Goal of the exercise
Pictures in the data below are not part of the copy; transcribe everything else exactly.

[A block of data]
--- Begin ---
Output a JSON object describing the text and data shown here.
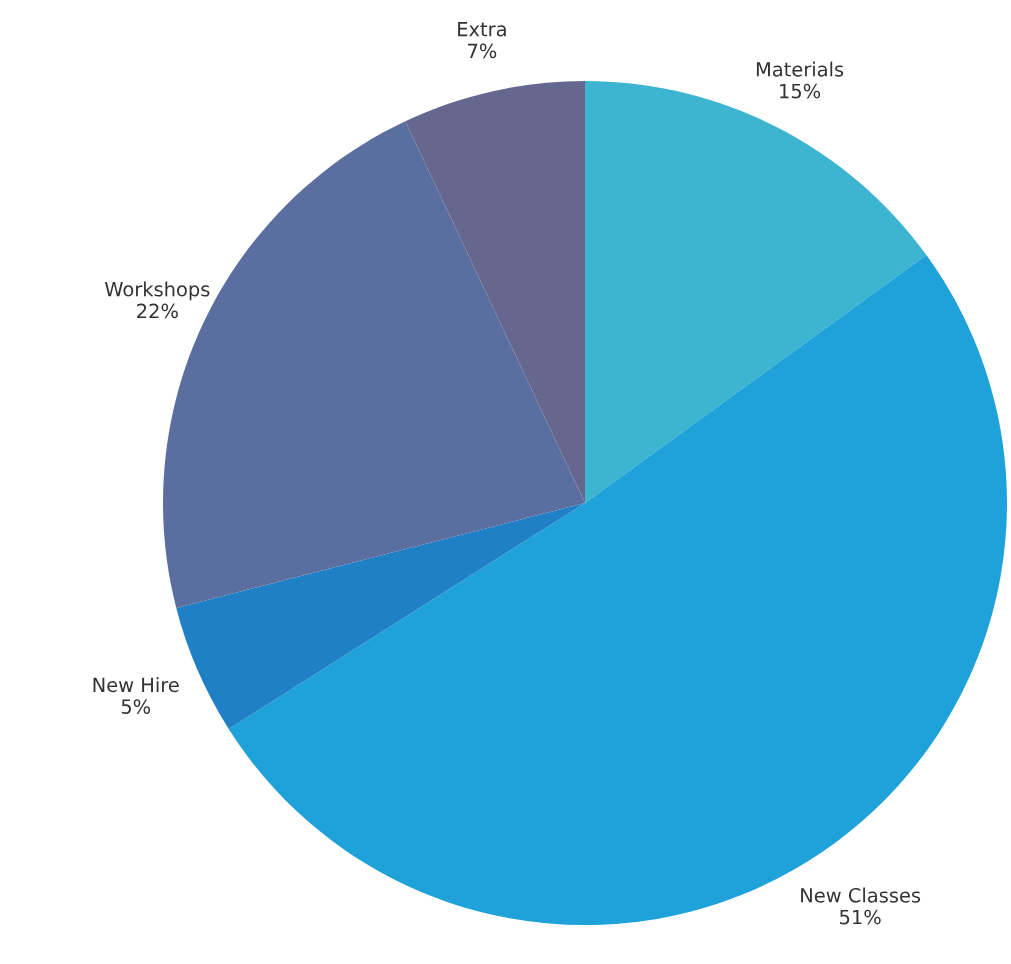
{
  "chart_data": {
    "type": "pie",
    "categories": [
      "Materials",
      "New Classes",
      "New Hire",
      "Workshops",
      "Extra"
    ],
    "values": [
      15,
      51,
      5,
      22,
      7
    ],
    "value_labels": [
      "15%",
      "51%",
      "5%",
      "22%",
      "7%"
    ],
    "colors": [
      "#3db4d0",
      "#1fa1d9",
      "#1f80c6",
      "#5a6f9f",
      "#66678f"
    ]
  }
}
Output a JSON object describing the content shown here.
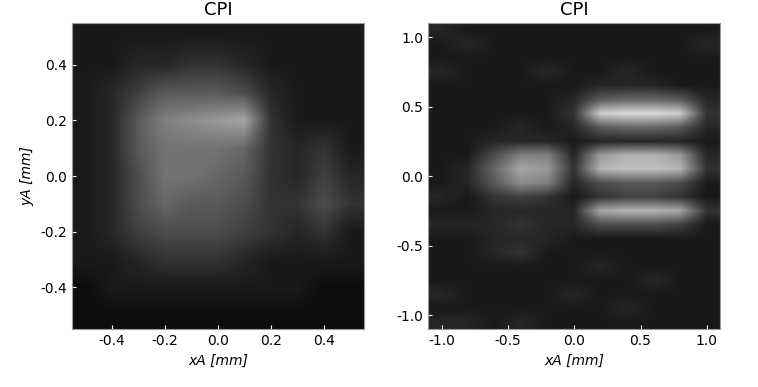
{
  "chart_data": [
    {
      "type": "heatmap",
      "title": "CPI",
      "x_label": "xA [mm]",
      "y_label": "yA [mm]",
      "xlim": [
        -0.55,
        0.55
      ],
      "ylim": [
        -0.55,
        0.55
      ],
      "xticks": [
        {
          "value": -0.4,
          "label": "-0.4"
        },
        {
          "value": -0.2,
          "label": "-0.2"
        },
        {
          "value": 0.0,
          "label": "0.0"
        },
        {
          "value": 0.2,
          "label": "0.2"
        },
        {
          "value": 0.4,
          "label": "0.4"
        }
      ],
      "yticks": [
        {
          "value": -0.4,
          "label": "-0.4"
        },
        {
          "value": -0.2,
          "label": "-0.2"
        },
        {
          "value": 0.0,
          "label": "0.0"
        },
        {
          "value": 0.2,
          "label": "0.2"
        },
        {
          "value": 0.4,
          "label": "0.4"
        }
      ],
      "color": "gray",
      "cell_range": [
        0,
        1
      ],
      "cells": [
        [
          0.1,
          0.1,
          0.1,
          0.1,
          0.1,
          0.1,
          0.1,
          0.1,
          0.1,
          0.1,
          0.1
        ],
        [
          0.1,
          0.1,
          0.15,
          0.15,
          0.2,
          0.2,
          0.15,
          0.1,
          0.1,
          0.1,
          0.1
        ],
        [
          0.1,
          0.15,
          0.25,
          0.35,
          0.35,
          0.35,
          0.3,
          0.15,
          0.1,
          0.1,
          0.1
        ],
        [
          0.1,
          0.15,
          0.35,
          0.5,
          0.55,
          0.6,
          0.65,
          0.2,
          0.1,
          0.1,
          0.1
        ],
        [
          0.1,
          0.15,
          0.35,
          0.45,
          0.45,
          0.45,
          0.4,
          0.2,
          0.15,
          0.2,
          0.1
        ],
        [
          0.1,
          0.15,
          0.3,
          0.45,
          0.45,
          0.4,
          0.35,
          0.2,
          0.15,
          0.25,
          0.15
        ],
        [
          0.1,
          0.15,
          0.3,
          0.4,
          0.35,
          0.35,
          0.3,
          0.2,
          0.2,
          0.3,
          0.2
        ],
        [
          0.1,
          0.15,
          0.25,
          0.3,
          0.3,
          0.3,
          0.25,
          0.2,
          0.15,
          0.2,
          0.1
        ],
        [
          0.1,
          0.1,
          0.15,
          0.2,
          0.2,
          0.2,
          0.15,
          0.1,
          0.1,
          0.1,
          0.1
        ],
        [
          0.05,
          0.1,
          0.1,
          0.1,
          0.1,
          0.1,
          0.1,
          0.1,
          0.1,
          0.05,
          0.05
        ],
        [
          0.05,
          0.05,
          0.05,
          0.05,
          0.05,
          0.05,
          0.05,
          0.05,
          0.05,
          0.05,
          0.05
        ]
      ]
    },
    {
      "type": "heatmap",
      "title": "CPI",
      "x_label": "xA [mm]",
      "xlim": [
        -1.1,
        1.1
      ],
      "ylim": [
        -1.1,
        1.1
      ],
      "xticks": [
        {
          "value": -1.0,
          "label": "-1.0"
        },
        {
          "value": -0.5,
          "label": "-0.5"
        },
        {
          "value": 0.0,
          "label": "0.0"
        },
        {
          "value": 0.5,
          "label": "0.5"
        },
        {
          "value": 1.0,
          "label": "1.0"
        }
      ],
      "yticks": [
        {
          "value": -1.0,
          "label": "-1.0"
        },
        {
          "value": -0.5,
          "label": "-0.5"
        },
        {
          "value": 0.0,
          "label": "0.0"
        },
        {
          "value": 0.5,
          "label": "0.5"
        },
        {
          "value": 1.0,
          "label": "1.0"
        }
      ],
      "color": "gray",
      "cell_range": [
        0,
        1
      ],
      "cells": [
        [
          0.15,
          0.1,
          0.1,
          0.1,
          0.1,
          0.1,
          0.1,
          0.1,
          0.1,
          0.1,
          0.1
        ],
        [
          0.1,
          0.15,
          0.1,
          0.1,
          0.1,
          0.1,
          0.1,
          0.1,
          0.1,
          0.1,
          0.15
        ],
        [
          0.1,
          0.1,
          0.1,
          0.1,
          0.1,
          0.1,
          0.1,
          0.1,
          0.1,
          0.1,
          0.1
        ],
        [
          0.15,
          0.1,
          0.1,
          0.1,
          0.15,
          0.1,
          0.1,
          0.15,
          0.1,
          0.1,
          0.1
        ],
        [
          0.1,
          0.1,
          0.1,
          0.1,
          0.1,
          0.1,
          0.15,
          0.15,
          0.15,
          0.1,
          0.1
        ],
        [
          0.1,
          0.1,
          0.1,
          0.1,
          0.1,
          0.15,
          0.35,
          0.4,
          0.4,
          0.35,
          0.15
        ],
        [
          0.1,
          0.1,
          0.1,
          0.1,
          0.1,
          0.2,
          0.8,
          0.85,
          0.85,
          0.8,
          0.2
        ],
        [
          0.1,
          0.1,
          0.1,
          0.15,
          0.1,
          0.15,
          0.35,
          0.4,
          0.4,
          0.35,
          0.15
        ],
        [
          0.1,
          0.1,
          0.15,
          0.15,
          0.15,
          0.1,
          0.15,
          0.15,
          0.15,
          0.15,
          0.1
        ],
        [
          0.1,
          0.1,
          0.3,
          0.5,
          0.5,
          0.15,
          0.6,
          0.7,
          0.7,
          0.6,
          0.15
        ],
        [
          0.1,
          0.15,
          0.4,
          0.65,
          0.6,
          0.2,
          0.7,
          0.75,
          0.75,
          0.7,
          0.2
        ],
        [
          0.1,
          0.15,
          0.35,
          0.55,
          0.5,
          0.15,
          0.3,
          0.35,
          0.35,
          0.3,
          0.1
        ],
        [
          0.15,
          0.1,
          0.2,
          0.25,
          0.2,
          0.1,
          0.2,
          0.25,
          0.25,
          0.2,
          0.1
        ],
        [
          0.1,
          0.1,
          0.15,
          0.15,
          0.15,
          0.15,
          0.65,
          0.7,
          0.7,
          0.65,
          0.2
        ],
        [
          0.15,
          0.15,
          0.15,
          0.2,
          0.15,
          0.15,
          0.3,
          0.3,
          0.3,
          0.25,
          0.1
        ],
        [
          0.1,
          0.1,
          0.15,
          0.15,
          0.15,
          0.1,
          0.1,
          0.1,
          0.1,
          0.1,
          0.1
        ],
        [
          0.1,
          0.1,
          0.15,
          0.2,
          0.1,
          0.1,
          0.1,
          0.1,
          0.1,
          0.1,
          0.1
        ],
        [
          0.1,
          0.1,
          0.1,
          0.1,
          0.1,
          0.1,
          0.15,
          0.1,
          0.1,
          0.1,
          0.1
        ],
        [
          0.1,
          0.1,
          0.1,
          0.1,
          0.1,
          0.1,
          0.1,
          0.1,
          0.15,
          0.1,
          0.1
        ],
        [
          0.15,
          0.1,
          0.1,
          0.1,
          0.1,
          0.15,
          0.1,
          0.1,
          0.1,
          0.1,
          0.1
        ],
        [
          0.1,
          0.1,
          0.1,
          0.1,
          0.1,
          0.1,
          0.1,
          0.15,
          0.1,
          0.1,
          0.1
        ],
        [
          0.15,
          0.15,
          0.1,
          0.15,
          0.1,
          0.1,
          0.1,
          0.1,
          0.1,
          0.1,
          0.1
        ]
      ]
    }
  ]
}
--- End ---
The response
Output a JSON object describing the text and data shown here.
{
  "chart_data": {
    "type": "pie",
    "categories": [
      "Materials",
      "New Classes",
      "New Hire",
      "Workshops",
      "Extra"
    ],
    "values": [
      15,
      51,
      5,
      22,
      7
    ],
    "value_labels": [
      "15%",
      "51%",
      "5%",
      "22%",
      "7%"
    ],
    "colors": [
      "#3db4d0",
      "#1fa1d9",
      "#1f80c6",
      "#5a6f9f",
      "#66678f"
    ]
  }
}
Output a JSON object describing the content shown here.
{
  "chart_data": [
    {
      "type": "heatmap",
      "title": "CPI",
      "x_label": "xA [mm]",
      "y_label": "yA [mm]",
      "xlim": [
        -0.55,
        0.55
      ],
      "ylim": [
        -0.55,
        0.55
      ],
      "xticks": [
        {
          "value": -0.4,
          "label": "-0.4"
        },
        {
          "value": -0.2,
          "label": "-0.2"
        },
        {
          "value": 0.0,
          "label": "0.0"
        },
        {
          "value": 0.2,
          "label": "0.2"
        },
        {
          "value": 0.4,
          "label": "0.4"
        }
      ],
      "yticks": [
        {
          "value": -0.4,
          "label": "-0.4"
        },
        {
          "value": -0.2,
          "label": "-0.2"
        },
        {
          "value": 0.0,
          "label": "0.0"
        },
        {
          "value": 0.2,
          "label": "0.2"
        },
        {
          "value": 0.4,
          "label": "0.4"
        }
      ],
      "color": "gray",
      "cell_range": [
        0,
        1
      ],
      "cells": [
        [
          0.1,
          0.1,
          0.1,
          0.1,
          0.1,
          0.1,
          0.1,
          0.1,
          0.1,
          0.1,
          0.1
        ],
        [
          0.1,
          0.1,
          0.15,
          0.15,
          0.2,
          0.2,
          0.15,
          0.1,
          0.1,
          0.1,
          0.1
        ],
        [
          0.1,
          0.15,
          0.25,
          0.35,
          0.35,
          0.35,
          0.3,
          0.15,
          0.1,
          0.1,
          0.1
        ],
        [
          0.1,
          0.15,
          0.35,
          0.5,
          0.55,
          0.6,
          0.65,
          0.2,
          0.1,
          0.1,
          0.1
        ],
        [
          0.1,
          0.15,
          0.35,
          0.45,
          0.45,
          0.45,
          0.4,
          0.2,
          0.15,
          0.2,
          0.1
        ],
        [
          0.1,
          0.15,
          0.3,
          0.45,
          0.45,
          0.4,
          0.35,
          0.2,
          0.15,
          0.25,
          0.15
        ],
        [
          0.1,
          0.15,
          0.3,
          0.4,
          0.35,
          0.35,
          0.3,
          0.2,
          0.2,
          0.3,
          0.2
        ],
        [
          0.1,
          0.15,
          0.25,
          0.3,
          0.3,
          0.3,
          0.25,
          0.2,
          0.15,
          0.2,
          0.1
        ],
        [
          0.1,
          0.1,
          0.15,
          0.2,
          0.2,
          0.2,
          0.15,
          0.1,
          0.1,
          0.1,
          0.1
        ],
        [
          0.05,
          0.1,
          0.1,
          0.1,
          0.1,
          0.1,
          0.1,
          0.1,
          0.1,
          0.05,
          0.05
        ],
        [
          0.05,
          0.05,
          0.05,
          0.05,
          0.05,
          0.05,
          0.05,
          0.05,
          0.05,
          0.05,
          0.05
        ]
      ]
    },
    {
      "type": "heatmap",
      "title": "CPI",
      "x_label": "xA [mm]",
      "xlim": [
        -1.1,
        1.1
      ],
      "ylim": [
        -1.1,
        1.1
      ],
      "xticks": [
        {
          "value": -1.0,
          "label": "-1.0"
        },
        {
          "value": -0.5,
          "label": "-0.5"
        },
        {
          "value": 0.0,
          "label": "0.0"
        },
        {
          "value": 0.5,
          "label": "0.5"
        },
        {
          "value": 1.0,
          "label": "1.0"
        }
      ],
      "yticks": [
        {
          "value": -1.0,
          "label": "-1.0"
        },
        {
          "value": -0.5,
          "label": "-0.5"
        },
        {
          "value": 0.0,
          "label": "0.0"
        },
        {
          "value": 0.5,
          "label": "0.5"
        },
        {
          "value": 1.0,
          "label": "1.0"
        }
      ],
      "color": "gray",
      "cell_range": [
        0,
        1
      ],
      "cells": [
        [
          0.15,
          0.1,
          0.1,
          0.1,
          0.1,
          0.1,
          0.1,
          0.1,
          0.1,
          0.1,
          0.1
        ],
        [
          0.1,
          0.15,
          0.1,
          0.1,
          0.1,
          0.1,
          0.1,
          0.1,
          0.1,
          0.1,
          0.15
        ],
        [
          0.1,
          0.1,
          0.1,
          0.1,
          0.1,
          0.1,
          0.1,
          0.1,
          0.1,
          0.1,
          0.1
        ],
        [
          0.15,
          0.1,
          0.1,
          0.1,
          0.15,
          0.1,
          0.1,
          0.15,
          0.1,
          0.1,
          0.1
        ],
        [
          0.1,
          0.1,
          0.1,
          0.1,
          0.1,
          0.1,
          0.15,
          0.15,
          0.15,
          0.1,
          0.1
        ],
        [
          0.1,
          0.1,
          0.1,
          0.1,
          0.1,
          0.15,
          0.35,
          0.4,
          0.4,
          0.35,
          0.15
        ],
        [
          0.1,
          0.1,
          0.1,
          0.1,
          0.1,
          0.2,
          0.8,
          0.85,
          0.85,
          0.8,
          0.2
        ],
        [
          0.1,
          0.1,
          0.1,
          0.15,
          0.1,
          0.15,
          0.35,
          0.4,
          0.4,
          0.35,
          0.15
        ],
        [
          0.1,
          0.1,
          0.15,
          0.15,
          0.15,
          0.1,
          0.15,
          0.15,
          0.15,
          0.15,
          0.1
        ],
        [
          0.1,
          0.1,
          0.3,
          0.5,
          0.5,
          0.15,
          0.6,
          0.7,
          0.7,
          0.6,
          0.15
        ],
        [
          0.1,
          0.15,
          0.4,
          0.65,
          0.6,
          0.2,
          0.7,
          0.75,
          0.75,
          0.7,
          0.2
        ],
        [
          0.1,
          0.15,
          0.35,
          0.55,
          0.5,
          0.15,
          0.3,
          0.35,
          0.35,
          0.3,
          0.1
        ],
        [
          0.15,
          0.1,
          0.2,
          0.25,
          0.2,
          0.1,
          0.2,
          0.25,
          0.25,
          0.2,
          0.1
        ],
        [
          0.1,
          0.1,
          0.15,
          0.15,
          0.15,
          0.15,
          0.65,
          0.7,
          0.7,
          0.65,
          0.2
        ],
        [
          0.15,
          0.15,
          0.15,
          0.2,
          0.15,
          0.15,
          0.3,
          0.3,
          0.3,
          0.25,
          0.1
        ],
        [
          0.1,
          0.1,
          0.15,
          0.15,
          0.15,
          0.1,
          0.1,
          0.1,
          0.1,
          0.1,
          0.1
        ],
        [
          0.1,
          0.1,
          0.15,
          0.2,
          0.1,
          0.1,
          0.1,
          0.1,
          0.1,
          0.1,
          0.1
        ],
        [
          0.1,
          0.1,
          0.1,
          0.1,
          0.1,
          0.1,
          0.15,
          0.1,
          0.1,
          0.1,
          0.1
        ],
        [
          0.1,
          0.1,
          0.1,
          0.1,
          0.1,
          0.1,
          0.1,
          0.1,
          0.15,
          0.1,
          0.1
        ],
        [
          0.15,
          0.1,
          0.1,
          0.1,
          0.1,
          0.15,
          0.1,
          0.1,
          0.1,
          0.1,
          0.1
        ],
        [
          0.1,
          0.1,
          0.1,
          0.1,
          0.1,
          0.1,
          0.1,
          0.15,
          0.1,
          0.1,
          0.1
        ],
        [
          0.15,
          0.15,
          0.1,
          0.15,
          0.1,
          0.1,
          0.1,
          0.1,
          0.1,
          0.1,
          0.1
        ]
      ]
    }
  ]
}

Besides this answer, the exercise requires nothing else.